> **PROMPT 1**
Using the article on True Concord's Brahms Requiem concerts, decide whether each statement below agrees with it. For each, answer yes or no and quote the deciding words.
(a) The choir performing the Requiem numbers 20 singers.
(b) The Requiem shares the program with other works.
(c) All 26 of True Concord's performances will be given before live audiences.
> **PROMPT 2**
Carry on the article about True Concord's Brahms Requiem concerts, starting after its final sentence.

> **SOURCE TEXT**
# # # # # # #

True Concord Voices & Orchestra‘s “bubble” season gets underway this weekend with five performances of Brahms Requiem, a work that music director Eric Holtan says offers a message of comfort that is desperately needed as Arizona and the country continue to battle COVID-19.
“We felt it was an appropriate way to start this very unusual season,” said Holtan, whose choir is operating in an isolation bubble similar to the one used by the NBA the past few months. “With this piece, we wanted to dedicate it to those lives lost in the pandemic.”
The Requiem is the only work on the program, which a choir of 20 will perform three times this weekend on the patio of Dove of Peace Lutheran Church and twice in Green Valley. The choir performed the work for the first time Tuesday, Oct. 20, a day after the ensemble began rehearsals for its six-week fall season.
Eighteen of True Concord’s choristers arrived in Tucson on Oct. 9 from all over the country and, after being tested for COVID-19, isolated before beginning rehearsals on Monday, Oct. 19, Holtan said. The group will remain isolated throughout the five-week season that runs through Nov. 15.
Two vocalists from Tucson also will join the ensemble for six concerts including two holiday concerts that will be streamed only. In all, True Concord will have 26 performances, 24 of them before live audiences limited to 50 people who will be required to social distance and wear masks.
The opening concert sets the tone of comfort and consolation that Holtan says he hopes will ease the angst many are feeling as the coronavirus pandemic has claimed more than 220,000 lives in the U.S., including over 5,800 in Arizona.
Brahms Requiem, while quoting biblical texts, does not take the fire and brimstone approach of the Verdi and Mozart requiems.

# # # # # # #

> **EXTRACTED RECORDS**

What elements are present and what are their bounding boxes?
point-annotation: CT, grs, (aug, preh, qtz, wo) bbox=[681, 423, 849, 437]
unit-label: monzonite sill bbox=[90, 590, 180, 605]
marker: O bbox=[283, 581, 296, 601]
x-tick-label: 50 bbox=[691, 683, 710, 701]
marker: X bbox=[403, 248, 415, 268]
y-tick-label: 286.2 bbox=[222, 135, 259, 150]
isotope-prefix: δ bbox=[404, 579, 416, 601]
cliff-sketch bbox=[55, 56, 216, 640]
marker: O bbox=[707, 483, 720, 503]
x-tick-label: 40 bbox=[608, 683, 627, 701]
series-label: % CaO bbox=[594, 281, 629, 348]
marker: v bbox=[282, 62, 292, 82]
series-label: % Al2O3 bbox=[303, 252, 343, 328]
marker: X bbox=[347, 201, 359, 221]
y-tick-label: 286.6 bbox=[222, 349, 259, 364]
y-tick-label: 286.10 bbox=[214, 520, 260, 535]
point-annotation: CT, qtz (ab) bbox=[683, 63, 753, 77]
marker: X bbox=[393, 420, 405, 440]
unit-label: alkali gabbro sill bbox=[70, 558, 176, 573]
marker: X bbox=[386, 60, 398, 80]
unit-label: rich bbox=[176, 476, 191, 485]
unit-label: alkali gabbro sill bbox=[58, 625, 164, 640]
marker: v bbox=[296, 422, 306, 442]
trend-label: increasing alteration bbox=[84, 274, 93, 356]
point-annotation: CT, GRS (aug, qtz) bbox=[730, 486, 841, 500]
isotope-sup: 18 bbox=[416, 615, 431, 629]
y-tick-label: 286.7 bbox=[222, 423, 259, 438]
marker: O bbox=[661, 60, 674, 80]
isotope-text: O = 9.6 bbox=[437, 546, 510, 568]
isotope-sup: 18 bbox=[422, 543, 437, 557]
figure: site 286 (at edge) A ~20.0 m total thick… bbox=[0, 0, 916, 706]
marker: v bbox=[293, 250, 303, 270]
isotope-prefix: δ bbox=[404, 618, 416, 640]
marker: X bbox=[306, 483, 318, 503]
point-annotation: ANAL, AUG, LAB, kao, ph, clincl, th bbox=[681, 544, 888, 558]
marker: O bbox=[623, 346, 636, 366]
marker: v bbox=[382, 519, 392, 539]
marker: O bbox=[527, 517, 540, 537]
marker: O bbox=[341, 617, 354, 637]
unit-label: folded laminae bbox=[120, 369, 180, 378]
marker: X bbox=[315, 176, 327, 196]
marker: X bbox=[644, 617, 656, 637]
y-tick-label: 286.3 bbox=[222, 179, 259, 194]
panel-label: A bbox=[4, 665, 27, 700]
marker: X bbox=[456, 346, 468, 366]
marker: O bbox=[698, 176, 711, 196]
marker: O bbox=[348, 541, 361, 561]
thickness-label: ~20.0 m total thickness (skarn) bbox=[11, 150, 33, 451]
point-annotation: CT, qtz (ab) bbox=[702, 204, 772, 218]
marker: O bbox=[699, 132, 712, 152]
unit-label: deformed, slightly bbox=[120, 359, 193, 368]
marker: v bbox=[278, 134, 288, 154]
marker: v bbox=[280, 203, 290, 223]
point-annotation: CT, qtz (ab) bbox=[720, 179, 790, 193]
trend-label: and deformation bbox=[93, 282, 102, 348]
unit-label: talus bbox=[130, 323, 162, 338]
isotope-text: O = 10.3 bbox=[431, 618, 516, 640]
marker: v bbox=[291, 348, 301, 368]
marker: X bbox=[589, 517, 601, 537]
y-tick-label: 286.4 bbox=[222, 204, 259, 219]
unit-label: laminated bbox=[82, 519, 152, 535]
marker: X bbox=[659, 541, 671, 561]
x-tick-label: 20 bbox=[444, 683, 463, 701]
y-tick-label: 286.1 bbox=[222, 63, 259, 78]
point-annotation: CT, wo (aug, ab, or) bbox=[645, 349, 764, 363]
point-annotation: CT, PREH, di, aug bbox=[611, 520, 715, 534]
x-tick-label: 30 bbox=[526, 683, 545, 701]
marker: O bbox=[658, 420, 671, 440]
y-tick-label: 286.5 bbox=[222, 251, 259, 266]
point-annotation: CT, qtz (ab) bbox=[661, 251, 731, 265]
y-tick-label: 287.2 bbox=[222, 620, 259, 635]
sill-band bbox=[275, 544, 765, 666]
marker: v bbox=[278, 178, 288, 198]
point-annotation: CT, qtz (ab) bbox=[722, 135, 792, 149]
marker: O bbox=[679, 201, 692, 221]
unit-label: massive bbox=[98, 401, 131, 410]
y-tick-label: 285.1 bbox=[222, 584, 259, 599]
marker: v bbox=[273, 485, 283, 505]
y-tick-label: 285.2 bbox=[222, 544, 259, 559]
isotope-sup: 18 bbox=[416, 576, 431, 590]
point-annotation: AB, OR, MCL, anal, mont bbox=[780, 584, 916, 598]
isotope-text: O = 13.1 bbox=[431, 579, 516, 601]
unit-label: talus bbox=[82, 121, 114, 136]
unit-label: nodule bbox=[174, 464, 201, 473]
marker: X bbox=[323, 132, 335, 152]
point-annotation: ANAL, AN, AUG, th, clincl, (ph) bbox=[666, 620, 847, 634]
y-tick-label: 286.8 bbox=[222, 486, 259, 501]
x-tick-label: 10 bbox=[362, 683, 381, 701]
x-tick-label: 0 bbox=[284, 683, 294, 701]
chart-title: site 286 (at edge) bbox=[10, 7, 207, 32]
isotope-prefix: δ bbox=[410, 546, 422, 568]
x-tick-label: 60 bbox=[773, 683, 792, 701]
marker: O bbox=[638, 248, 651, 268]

# # # # # # #

> **WRITTEN RESPONSE 1**
(a) Yes: "a choir of 20 will perform three times this weekend"
(b) No: "The Requiem is the only work on the program"
(c) No: "24 of them before live audiences limited to 50 people"

> **WRITTEN RESPONSE 2**
“This is a requiem of consolation and comfort for the living,” said Holtan, whose Grammy-nominated ensemble performed the work with a full orchestra in 2012. “It just seems to me that in this year, 2020, there has been so much grief and angst not just because of the pandemic — just the strife and the injustice and the turmoil that our country and the world has experienced. This is the way we wanted to set the tone for True Concord’s fall season, words of consolation, calm and peace and comfort for all that are suffering and grieving and have gone through the wringer of 2020.”
True Concord is following the London version of the Requiem, which Brahms arranged for piano four hands instead of full orchestra. That version premiered in a private house concert in London three years after Brahms finished the requiem in 1868.
Holtan said the choir had intended next spring to perform the Brahms to mark the London version’s 150th anniversary. But the uncertainty of the pandemic prompted him to move it up to the fall, he said.
This weekend’s performances will run one hour with no intermission.